Task prompt:
Give the material again in full, matching it exactly.

Extracted information:
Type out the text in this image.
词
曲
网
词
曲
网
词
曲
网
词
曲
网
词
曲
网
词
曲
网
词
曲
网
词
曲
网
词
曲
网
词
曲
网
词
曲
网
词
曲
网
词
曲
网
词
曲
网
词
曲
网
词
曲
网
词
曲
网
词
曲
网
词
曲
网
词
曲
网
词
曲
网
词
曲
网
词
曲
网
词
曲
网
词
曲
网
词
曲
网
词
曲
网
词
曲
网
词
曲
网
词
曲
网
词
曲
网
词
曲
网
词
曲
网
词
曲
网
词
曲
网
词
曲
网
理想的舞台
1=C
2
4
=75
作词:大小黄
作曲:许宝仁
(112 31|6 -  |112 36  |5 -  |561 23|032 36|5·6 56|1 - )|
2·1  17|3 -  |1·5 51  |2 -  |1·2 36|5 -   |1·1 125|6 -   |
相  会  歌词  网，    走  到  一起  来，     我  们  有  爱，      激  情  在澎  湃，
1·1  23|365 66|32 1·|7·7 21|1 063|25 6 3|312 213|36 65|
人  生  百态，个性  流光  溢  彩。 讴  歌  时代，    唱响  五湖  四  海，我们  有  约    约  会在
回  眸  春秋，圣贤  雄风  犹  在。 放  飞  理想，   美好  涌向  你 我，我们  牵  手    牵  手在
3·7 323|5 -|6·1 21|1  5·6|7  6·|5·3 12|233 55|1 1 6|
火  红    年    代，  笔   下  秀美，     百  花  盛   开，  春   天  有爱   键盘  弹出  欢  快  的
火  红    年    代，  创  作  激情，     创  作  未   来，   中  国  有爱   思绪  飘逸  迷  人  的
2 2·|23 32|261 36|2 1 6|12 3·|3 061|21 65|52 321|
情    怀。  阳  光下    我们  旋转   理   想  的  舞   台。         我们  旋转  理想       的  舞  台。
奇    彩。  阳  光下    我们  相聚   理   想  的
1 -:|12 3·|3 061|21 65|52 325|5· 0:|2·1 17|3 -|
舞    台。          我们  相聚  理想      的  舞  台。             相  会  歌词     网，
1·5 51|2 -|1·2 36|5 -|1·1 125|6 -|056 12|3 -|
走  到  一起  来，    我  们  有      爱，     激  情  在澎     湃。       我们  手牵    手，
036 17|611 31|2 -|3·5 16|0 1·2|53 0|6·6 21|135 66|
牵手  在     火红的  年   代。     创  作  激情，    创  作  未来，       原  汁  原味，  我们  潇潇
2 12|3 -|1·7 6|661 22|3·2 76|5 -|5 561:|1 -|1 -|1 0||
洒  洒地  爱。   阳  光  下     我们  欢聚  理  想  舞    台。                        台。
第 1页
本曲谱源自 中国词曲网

Correct response:
Type out the text in this image.
词
曲
网
词
曲
网
词
曲
网
词
曲
网
词
曲
网
词
曲
网
词
曲
网
词
曲
网
词
曲
网
词
曲
网
词
曲
网
词
曲
网
词
曲
网
词
曲
网
词
曲
网
词
曲
网
词
曲
网
词
曲
网
词
曲
网
词
曲
网
词
曲
网
词
曲
网
词
曲
网
词
曲
网
词
曲
网
词
曲
网
词
曲
网
词
曲
网
词
曲
网
词
曲
网
词
曲
网
词
曲
网
词
曲
网
词
曲
网
词
曲
网
词
曲
网
理想的舞台
1=C
2
4
=75
作词:大小黄
作曲:许宝仁
(112 31|6 -  |112 36  |5 -  |561 23|032 36|5·6 56|1 - )|
2·1  17|3 -  |1·5 51  |2 -  |1·2 36|5 -   |1·1 125|6 -   |
相  会  歌词  网，    走  到  一起  来，     我  们  有  爱，      激  情  在澎  湃，
1·1  23|365 66|32 1·|7·7 21|1 063|25 6 3|312 213|36 65|
人  生  百态，个性  流光  溢  彩。 讴  歌  时代，    唱响  五湖  四  海，我们  有  约    约  会在
回  眸  春秋，圣贤  雄风  犹  在。 放  飞  理想，   美好  涌向  你 我，我们  牵  手    牵  手在
3·7 323|5 -|6·1 21|1  5·6|7  6·|5·3 12|233 55|1 1 6|
火  红    年    代，  笔   下  秀美，     百  花  盛   开，  春   天  有爱   键盘  弹出  欢  快  的
火  红    年    代，  创  作  激情，     创  作  未   来，   中  国  有爱   思绪  飘逸  迷  人  的
2 2·|23 32|261 36|2 1 6|12 3·|3 061|21 65|52 321|
情    怀。  阳  光下    我们  旋转   理   想  的  舞   台。         我们  旋转  理想       的  舞  台。
奇    彩。  阳  光下    我们  相聚   理   想  的
1 -:|12 3·|3 061|21 65|52 325|5· 0:|2·1 17|3 -|
舞    台。          我们  相聚  理想      的  舞  台。             相  会  歌词     网，
1·5 51|2 -|1·2 36|5 -|1·1 125|6 -|056 12|3 -|
走  到  一起  来，    我  们  有      爱，     激  情  在澎     湃。       我们  手牵    手，
036 17|611 31|2 -|3·5 16|0 1·2|53 0|6·6 21|135 66|
牵手  在     火红的  年   代。     创  作  激情，    创  作  未来，       原  汁  原味，  我们  潇潇
2 12|3 -|1·7 6|661 22|3·2 76|5 -|5 561:|1 -|1 -|1 0||
洒  洒地  爱。   阳  光  下     我们  欢聚  理  想  舞    台。                        台。
第 1页
本曲谱源自 中国词曲网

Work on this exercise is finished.